-- Begin DATA FOR PROCESSING --
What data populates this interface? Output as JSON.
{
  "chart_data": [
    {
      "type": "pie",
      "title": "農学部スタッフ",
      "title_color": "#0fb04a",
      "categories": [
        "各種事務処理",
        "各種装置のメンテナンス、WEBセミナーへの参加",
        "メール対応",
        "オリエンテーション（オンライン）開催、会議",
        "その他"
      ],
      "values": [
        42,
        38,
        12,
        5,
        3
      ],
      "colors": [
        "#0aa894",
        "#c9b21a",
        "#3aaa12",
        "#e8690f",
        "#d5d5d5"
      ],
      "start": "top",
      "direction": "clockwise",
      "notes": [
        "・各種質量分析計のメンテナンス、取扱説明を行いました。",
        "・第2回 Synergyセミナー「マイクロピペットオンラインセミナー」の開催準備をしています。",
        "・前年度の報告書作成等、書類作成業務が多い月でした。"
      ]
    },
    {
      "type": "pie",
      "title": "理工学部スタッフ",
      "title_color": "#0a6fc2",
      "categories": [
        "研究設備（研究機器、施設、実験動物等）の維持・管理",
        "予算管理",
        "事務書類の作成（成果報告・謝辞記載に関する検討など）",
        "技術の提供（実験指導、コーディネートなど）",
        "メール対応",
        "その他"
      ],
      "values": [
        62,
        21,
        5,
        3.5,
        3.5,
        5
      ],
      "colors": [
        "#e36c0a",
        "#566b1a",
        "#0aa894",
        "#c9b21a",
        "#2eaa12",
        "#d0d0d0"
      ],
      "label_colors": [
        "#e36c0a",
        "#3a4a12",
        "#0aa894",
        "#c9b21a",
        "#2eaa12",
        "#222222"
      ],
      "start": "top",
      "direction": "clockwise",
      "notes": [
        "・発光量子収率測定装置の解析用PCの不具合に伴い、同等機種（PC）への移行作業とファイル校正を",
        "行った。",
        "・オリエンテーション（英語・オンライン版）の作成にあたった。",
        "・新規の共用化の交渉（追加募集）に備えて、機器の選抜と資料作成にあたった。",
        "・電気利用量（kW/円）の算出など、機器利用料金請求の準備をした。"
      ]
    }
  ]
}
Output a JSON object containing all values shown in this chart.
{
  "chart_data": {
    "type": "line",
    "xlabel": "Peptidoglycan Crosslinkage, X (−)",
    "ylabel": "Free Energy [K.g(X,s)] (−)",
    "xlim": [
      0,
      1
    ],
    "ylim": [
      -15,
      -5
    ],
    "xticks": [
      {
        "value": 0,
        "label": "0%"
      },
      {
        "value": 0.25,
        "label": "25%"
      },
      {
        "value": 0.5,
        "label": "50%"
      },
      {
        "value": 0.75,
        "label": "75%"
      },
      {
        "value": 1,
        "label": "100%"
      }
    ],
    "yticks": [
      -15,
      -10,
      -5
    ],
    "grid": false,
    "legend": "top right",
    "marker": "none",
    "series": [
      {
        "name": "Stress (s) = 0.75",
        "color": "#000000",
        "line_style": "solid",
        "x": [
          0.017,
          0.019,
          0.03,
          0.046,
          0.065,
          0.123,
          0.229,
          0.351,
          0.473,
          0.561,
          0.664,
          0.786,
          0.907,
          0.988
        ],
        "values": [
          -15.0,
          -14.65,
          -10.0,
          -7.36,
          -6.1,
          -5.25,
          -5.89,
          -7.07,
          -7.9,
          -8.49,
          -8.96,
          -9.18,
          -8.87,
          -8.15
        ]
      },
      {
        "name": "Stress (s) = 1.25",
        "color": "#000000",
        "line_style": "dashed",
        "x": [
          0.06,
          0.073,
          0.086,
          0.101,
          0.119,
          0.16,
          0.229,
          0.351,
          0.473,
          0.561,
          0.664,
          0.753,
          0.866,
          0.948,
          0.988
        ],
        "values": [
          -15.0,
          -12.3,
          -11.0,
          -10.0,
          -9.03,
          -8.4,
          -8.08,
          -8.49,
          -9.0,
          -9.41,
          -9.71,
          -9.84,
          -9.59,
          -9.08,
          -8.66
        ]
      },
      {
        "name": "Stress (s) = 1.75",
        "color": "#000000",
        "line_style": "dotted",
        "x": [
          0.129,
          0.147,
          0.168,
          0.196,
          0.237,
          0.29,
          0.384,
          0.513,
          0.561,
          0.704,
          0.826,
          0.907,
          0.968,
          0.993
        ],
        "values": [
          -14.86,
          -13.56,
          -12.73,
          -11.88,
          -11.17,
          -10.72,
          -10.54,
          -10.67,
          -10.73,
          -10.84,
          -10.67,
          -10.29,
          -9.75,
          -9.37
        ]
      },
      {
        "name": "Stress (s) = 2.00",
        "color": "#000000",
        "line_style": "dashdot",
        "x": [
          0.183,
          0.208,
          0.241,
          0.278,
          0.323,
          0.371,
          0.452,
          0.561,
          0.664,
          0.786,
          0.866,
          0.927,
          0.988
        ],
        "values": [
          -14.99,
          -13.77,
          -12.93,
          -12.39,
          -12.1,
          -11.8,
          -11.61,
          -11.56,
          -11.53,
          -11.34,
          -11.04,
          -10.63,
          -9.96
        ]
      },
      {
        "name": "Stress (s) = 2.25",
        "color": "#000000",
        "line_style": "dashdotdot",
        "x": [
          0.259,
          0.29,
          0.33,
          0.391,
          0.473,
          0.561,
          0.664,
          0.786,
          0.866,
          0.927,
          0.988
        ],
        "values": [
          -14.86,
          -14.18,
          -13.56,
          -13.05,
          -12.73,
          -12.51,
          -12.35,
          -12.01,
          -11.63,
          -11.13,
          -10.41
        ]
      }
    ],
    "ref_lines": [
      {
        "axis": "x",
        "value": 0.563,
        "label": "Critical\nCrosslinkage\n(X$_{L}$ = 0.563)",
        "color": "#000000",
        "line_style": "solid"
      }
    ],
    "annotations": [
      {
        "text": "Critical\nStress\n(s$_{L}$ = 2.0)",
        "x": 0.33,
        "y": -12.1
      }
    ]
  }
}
-- End DATA FOR PROCESSING --
## THE EXERCISE:
Retype the records in full. Keep every line identical to the original.

## REPLY:
What data populates this interface? Output as JSON.
{
  "chart_data": [
    {
      "type": "pie",
      "title": "農学部スタッフ",
      "title_color": "#0fb04a",
      "categories": [
        "各種事務処理",
        "各種装置のメンテナンス、WEBセミナーへの参加",
        "メール対応",
        "オリエンテーション（オンライン）開催、会議",
        "その他"
      ],
      "values": [
        42,
        38,
        12,
        5,
        3
      ],
      "colors": [
        "#0aa894",
        "#c9b21a",
        "#3aaa12",
        "#e8690f",
        "#d5d5d5"
      ],
      "start": "top",
      "direction": "clockwise",
      "notes": [
        "・各種質量分析計のメンテナンス、取扱説明を行いました。",
        "・第2回 Synergyセミナー「マイクロピペットオンラインセミナー」の開催準備をしています。",
        "・前年度の報告書作成等、書類作成業務が多い月でした。"
      ]
    },
    {
      "type": "pie",
      "title": "理工学部スタッフ",
      "title_color": "#0a6fc2",
      "categories": [
        "研究設備（研究機器、施設、実験動物等）の維持・管理",
        "予算管理",
        "事務書類の作成（成果報告・謝辞記載に関する検討など）",
        "技術の提供（実験指導、コーディネートなど）",
        "メール対応",
        "その他"
      ],
      "values": [
        62,
        21,
        5,
        3.5,
        3.5,
        5
      ],
      "colors": [
        "#e36c0a",
        "#566b1a",
        "#0aa894",
        "#c9b21a",
        "#2eaa12",
        "#d0d0d0"
      ],
      "label_colors": [
        "#e36c0a",
        "#3a4a12",
        "#0aa894",
        "#c9b21a",
        "#2eaa12",
        "#222222"
      ],
      "start": "top",
      "direction": "clockwise",
      "notes": [
        "・発光量子収率測定装置の解析用PCの不具合に伴い、同等機種（PC）への移行作業とファイル校正を",
        "行った。",
        "・オリエンテーション（英語・オンライン版）の作成にあたった。",
        "・新規の共用化の交渉（追加募集）に備えて、機器の選抜と資料作成にあたった。",
        "・電気利用量（kW/円）の算出など、機器利用料金請求の準備をした。"
      ]
    }
  ]
}
Output a JSON object containing all values shown in this chart.
{
  "chart_data": {
    "type": "line",
    "xlabel": "Peptidoglycan Crosslinkage, X (−)",
    "ylabel": "Free Energy [K.g(X,s)] (−)",
    "xlim": [
      0,
      1
    ],
    "ylim": [
      -15,
      -5
    ],
    "xticks": [
      {
        "value": 0,
        "label": "0%"
      },
      {
        "value": 0.25,
        "label": "25%"
      },
      {
        "value": 0.5,
        "label": "50%"
      },
      {
        "value": 0.75,
        "label": "75%"
      },
      {
        "value": 1,
        "label": "100%"
      }
    ],
    "yticks": [
      -15,
      -10,
      -5
    ],
    "grid": false,
    "legend": "top right",
    "marker": "none",
    "series": [
      {
        "name": "Stress (s) = 0.75",
        "color": "#000000",
        "line_style": "solid",
        "x": [
          0.017,
          0.019,
          0.03,
          0.046,
          0.065,
          0.123,
          0.229,
          0.351,
          0.473,
          0.561,
          0.664,
          0.786,
          0.907,
          0.988
        ],
        "values": [
          -15.0,
          -14.65,
          -10.0,
          -7.36,
          -6.1,
          -5.25,
          -5.89,
          -7.07,
          -7.9,
          -8.49,
          -8.96,
          -9.18,
          -8.87,
          -8.15
        ]
      },
      {
        "name": "Stress (s) = 1.25",
        "color": "#000000",
        "line_style": "dashed",
        "x": [
          0.06,
          0.073,
          0.086,
          0.101,
          0.119,
          0.16,
          0.229,
          0.351,
          0.473,
          0.561,
          0.664,
          0.753,
          0.866,
          0.948,
          0.988
        ],
        "values": [
          -15.0,
          -12.3,
          -11.0,
          -10.0,
          -9.03,
          -8.4,
          -8.08,
          -8.49,
          -9.0,
          -9.41,
          -9.71,
          -9.84,
          -9.59,
          -9.08,
          -8.66
        ]
      },
      {
        "name": "Stress (s) = 1.75",
        "color": "#000000",
        "line_style": "dotted",
        "x": [
          0.129,
          0.147,
          0.168,
          0.196,
          0.237,
          0.29,
          0.384,
          0.513,
          0.561,
          0.704,
          0.826,
          0.907,
          0.968,
          0.993
        ],
        "values": [
          -14.86,
          -13.56,
          -12.73,
          -11.88,
          -11.17,
          -10.72,
          -10.54,
          -10.67,
          -10.73,
          -10.84,
          -10.67,
          -10.29,
          -9.75,
          -9.37
        ]
      },
      {
        "name": "Stress (s) = 2.00",
        "color": "#000000",
        "line_style": "dashdot",
        "x": [
          0.183,
          0.208,
          0.241,
          0.278,
          0.323,
          0.371,
          0.452,
          0.561,
          0.664,
          0.786,
          0.866,
          0.927,
          0.988
        ],
        "values": [
          -14.99,
          -13.77,
          -12.93,
          -12.39,
          -12.1,
          -11.8,
          -11.61,
          -11.56,
          -11.53,
          -11.34,
          -11.04,
          -10.63,
          -9.96
        ]
      },
      {
        "name": "Stress (s) = 2.25",
        "color": "#000000",
        "line_style": "dashdotdot",
        "x": [
          0.259,
          0.29,
          0.33,
          0.391,
          0.473,
          0.561,
          0.664,
          0.786,
          0.866,
          0.927,
          0.988
        ],
        "values": [
          -14.86,
          -14.18,
          -13.56,
          -13.05,
          -12.73,
          -12.51,
          -12.35,
          -12.01,
          -11.63,
          -11.13,
          -10.41
        ]
      }
    ],
    "ref_lines": [
      {
        "axis": "x",
        "value": 0.563,
        "label": "Critical\nCrosslinkage\n(X$_{L}$ = 0.563)",
        "color": "#000000",
        "line_style": "solid"
      }
    ],
    "annotations": [
      {
        "text": "Critical\nStress\n(s$_{L}$ = 2.0)",
        "x": 0.33,
        "y": -12.1
      }
    ]
  }
}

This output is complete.